## begin

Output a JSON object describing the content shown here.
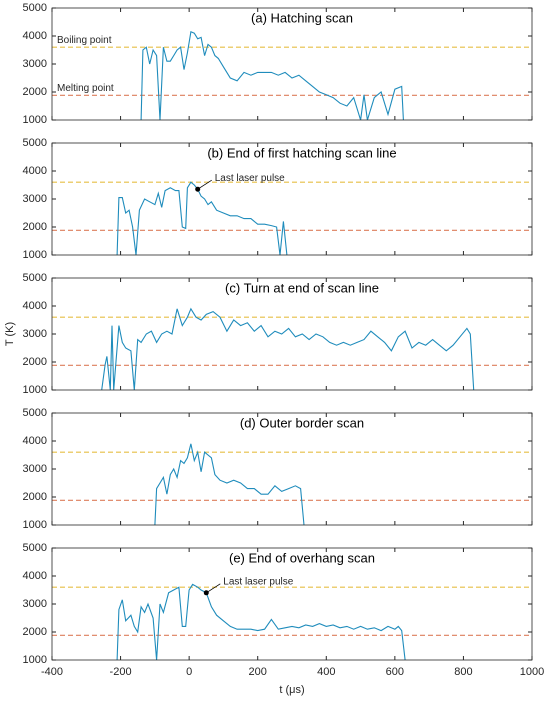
{
  "chart_data": [
    {
      "type": "line",
      "title": "(a) Hatching scan",
      "xlim": [
        -400,
        1000
      ],
      "ylim": [
        1000,
        5000
      ],
      "yticks": [
        1000,
        2000,
        3000,
        4000,
        5000
      ],
      "hlines": [
        {
          "value": 3600,
          "label": "Boiling point",
          "color": "#e6bf45"
        },
        {
          "value": 1880,
          "label": "Melting point",
          "color": "#dd7f5c"
        }
      ],
      "color": "#1f8cbc",
      "x": [
        -140,
        -135,
        -125,
        -115,
        -105,
        -95,
        -85,
        -75,
        -65,
        -55,
        -45,
        -35,
        -25,
        -15,
        -5,
        5,
        15,
        25,
        35,
        45,
        55,
        65,
        75,
        85,
        100,
        120,
        140,
        160,
        180,
        200,
        220,
        240,
        260,
        280,
        300,
        320,
        340,
        360,
        380,
        400,
        420,
        440,
        460,
        480,
        500,
        510,
        520,
        540,
        560,
        580,
        600,
        620,
        625
      ],
      "values": [
        1000,
        3500,
        3600,
        3000,
        3500,
        3300,
        1000,
        3600,
        3100,
        3100,
        3300,
        3500,
        3600,
        2800,
        3400,
        4150,
        4100,
        3900,
        3950,
        3300,
        3700,
        3600,
        3300,
        3200,
        2900,
        2500,
        2400,
        2700,
        2600,
        2700,
        2700,
        2700,
        2600,
        2700,
        2500,
        2600,
        2400,
        2200,
        2000,
        1900,
        1800,
        1600,
        1500,
        1800,
        1000,
        1900,
        1000,
        1800,
        2000,
        1200,
        2100,
        2200,
        1000
      ]
    },
    {
      "type": "line",
      "title": "(b) End of first hatching scan line",
      "xlim": [
        -400,
        1000
      ],
      "ylim": [
        1000,
        5000
      ],
      "yticks": [
        1000,
        2000,
        3000,
        4000,
        5000
      ],
      "hlines": [
        {
          "value": 3600,
          "color": "#e6bf45"
        },
        {
          "value": 1880,
          "color": "#dd7f5c"
        }
      ],
      "annotations": [
        {
          "text": "Last laser pulse",
          "x": 25,
          "y": 3350
        }
      ],
      "color": "#1f8cbc",
      "x": [
        -210,
        -205,
        -195,
        -185,
        -175,
        -165,
        -155,
        -145,
        -130,
        -115,
        -100,
        -90,
        -80,
        -70,
        -55,
        -40,
        -30,
        -20,
        -10,
        -5,
        5,
        15,
        25,
        35,
        45,
        55,
        65,
        80,
        100,
        120,
        140,
        160,
        180,
        200,
        220,
        240,
        255,
        265,
        275,
        285
      ],
      "values": [
        1000,
        3050,
        3050,
        2500,
        2600,
        2000,
        1000,
        2600,
        3000,
        2900,
        2800,
        3200,
        2700,
        3300,
        3400,
        3300,
        3300,
        2000,
        1950,
        3400,
        3600,
        3500,
        3350,
        3100,
        3000,
        2800,
        2900,
        2600,
        2500,
        2400,
        2400,
        2300,
        2300,
        2100,
        2100,
        2050,
        2000,
        1000,
        2200,
        1000
      ]
    },
    {
      "type": "line",
      "title": "(c) Turn at end of scan line",
      "ylabel": "T (K)",
      "xlim": [
        -400,
        1000
      ],
      "ylim": [
        1000,
        5000
      ],
      "yticks": [
        1000,
        2000,
        3000,
        4000,
        5000
      ],
      "hlines": [
        {
          "value": 3600,
          "color": "#e6bf45"
        },
        {
          "value": 1880,
          "color": "#dd7f5c"
        }
      ],
      "color": "#1f8cbc",
      "x": [
        -255,
        -245,
        -240,
        -230,
        -225,
        -220,
        -205,
        -195,
        -185,
        -170,
        -160,
        -150,
        -140,
        -125,
        -110,
        -95,
        -80,
        -65,
        -50,
        -35,
        -20,
        -5,
        5,
        20,
        35,
        50,
        70,
        90,
        110,
        130,
        150,
        170,
        190,
        210,
        230,
        250,
        270,
        290,
        310,
        330,
        350,
        370,
        390,
        410,
        430,
        450,
        470,
        490,
        510,
        530,
        550,
        570,
        590,
        610,
        630,
        650,
        670,
        690,
        710,
        730,
        750,
        770,
        790,
        810,
        820,
        830
      ],
      "values": [
        1000,
        1900,
        2200,
        1000,
        3300,
        1000,
        3300,
        2700,
        2500,
        2400,
        1000,
        2800,
        2700,
        3000,
        3100,
        2700,
        3000,
        3100,
        3000,
        3900,
        3300,
        3600,
        3900,
        3600,
        3500,
        3700,
        3800,
        3600,
        3100,
        3500,
        3300,
        3400,
        3100,
        3300,
        2900,
        3100,
        3000,
        3200,
        2900,
        3000,
        2800,
        3000,
        2900,
        2700,
        2600,
        2700,
        2600,
        2700,
        2800,
        3100,
        2900,
        2700,
        2400,
        2900,
        3100,
        2500,
        2700,
        2600,
        2800,
        2600,
        2400,
        2600,
        2900,
        3200,
        3000,
        1000
      ]
    },
    {
      "type": "line",
      "title": "(d) Outer border scan",
      "xlim": [
        -400,
        1000
      ],
      "ylim": [
        1000,
        5000
      ],
      "yticks": [
        1000,
        2000,
        3000,
        4000,
        5000
      ],
      "hlines": [
        {
          "value": 3600,
          "color": "#e6bf45"
        },
        {
          "value": 1880,
          "color": "#dd7f5c"
        }
      ],
      "color": "#1f8cbc",
      "x": [
        -100,
        -95,
        -85,
        -75,
        -65,
        -55,
        -45,
        -35,
        -25,
        -15,
        -5,
        5,
        15,
        25,
        35,
        45,
        55,
        65,
        75,
        90,
        110,
        130,
        150,
        170,
        190,
        210,
        230,
        250,
        270,
        290,
        310,
        325,
        335
      ],
      "values": [
        1000,
        2300,
        2500,
        2700,
        2100,
        2800,
        3000,
        2700,
        3300,
        3200,
        3400,
        3900,
        3300,
        3600,
        2900,
        3600,
        3500,
        3400,
        2800,
        2600,
        2500,
        2600,
        2500,
        2300,
        2300,
        2100,
        2100,
        2400,
        2200,
        2300,
        2400,
        2300,
        1000
      ]
    },
    {
      "type": "line",
      "title": "(e) End of overhang scan",
      "xlabel": "t (μs)",
      "xlim": [
        -400,
        1000
      ],
      "ylim": [
        1000,
        5000
      ],
      "yticks": [
        1000,
        2000,
        3000,
        4000,
        5000
      ],
      "xticks": [
        -400,
        -200,
        0,
        200,
        400,
        600,
        800,
        1000
      ],
      "hlines": [
        {
          "value": 3600,
          "color": "#e6bf45"
        },
        {
          "value": 1880,
          "color": "#dd7f5c"
        }
      ],
      "annotations": [
        {
          "text": "Last laser pulse",
          "x": 50,
          "y": 3400
        }
      ],
      "color": "#1f8cbc",
      "x": [
        -210,
        -205,
        -195,
        -185,
        -170,
        -160,
        -150,
        -140,
        -130,
        -120,
        -105,
        -95,
        -85,
        -75,
        -60,
        -45,
        -30,
        -20,
        -10,
        0,
        10,
        25,
        35,
        50,
        65,
        80,
        100,
        120,
        140,
        160,
        180,
        200,
        220,
        240,
        260,
        280,
        300,
        320,
        340,
        360,
        380,
        400,
        420,
        440,
        460,
        480,
        500,
        520,
        540,
        560,
        580,
        600,
        610,
        620,
        630
      ],
      "values": [
        1000,
        2800,
        3150,
        2400,
        2600,
        2200,
        2000,
        2900,
        2700,
        3000,
        2500,
        1000,
        3000,
        2700,
        3400,
        3500,
        3600,
        2200,
        2200,
        3500,
        3700,
        3600,
        3500,
        3400,
        2900,
        2600,
        2400,
        2200,
        2100,
        2100,
        2100,
        2050,
        2100,
        2450,
        2100,
        2150,
        2200,
        2150,
        2250,
        2200,
        2300,
        2200,
        2250,
        2150,
        2200,
        2100,
        2200,
        2100,
        2150,
        2050,
        2200,
        2100,
        2200,
        2050,
        1000
      ]
    }
  ]
}
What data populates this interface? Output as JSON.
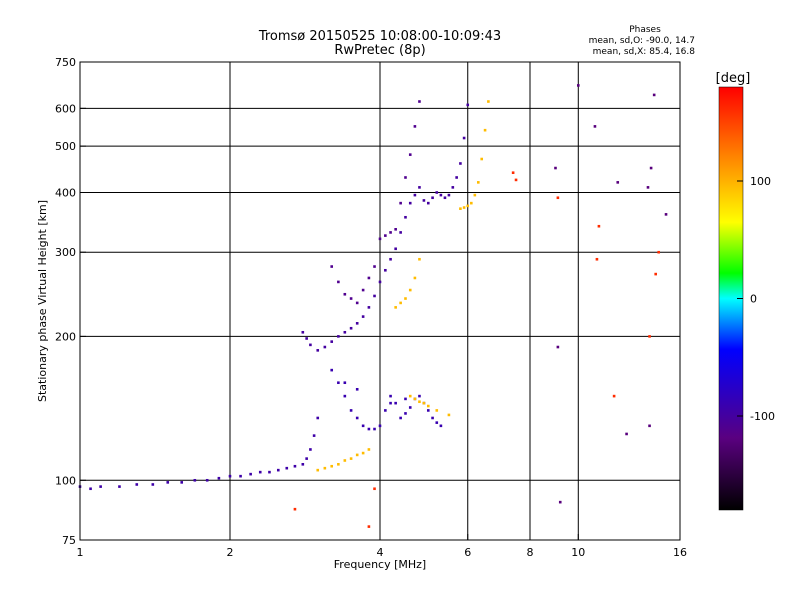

## end

■ Required task ■
Every line holding "scan" should be copied out.

■ Task solution ■
      "title": "(a) Hatching scan",
      "title": "(b) End of first hatching scan line",
      "title": "(c) Turn at end of scan line",
      "title": "(d) Outer border scan",
      "title": "(e) End of overhang scan",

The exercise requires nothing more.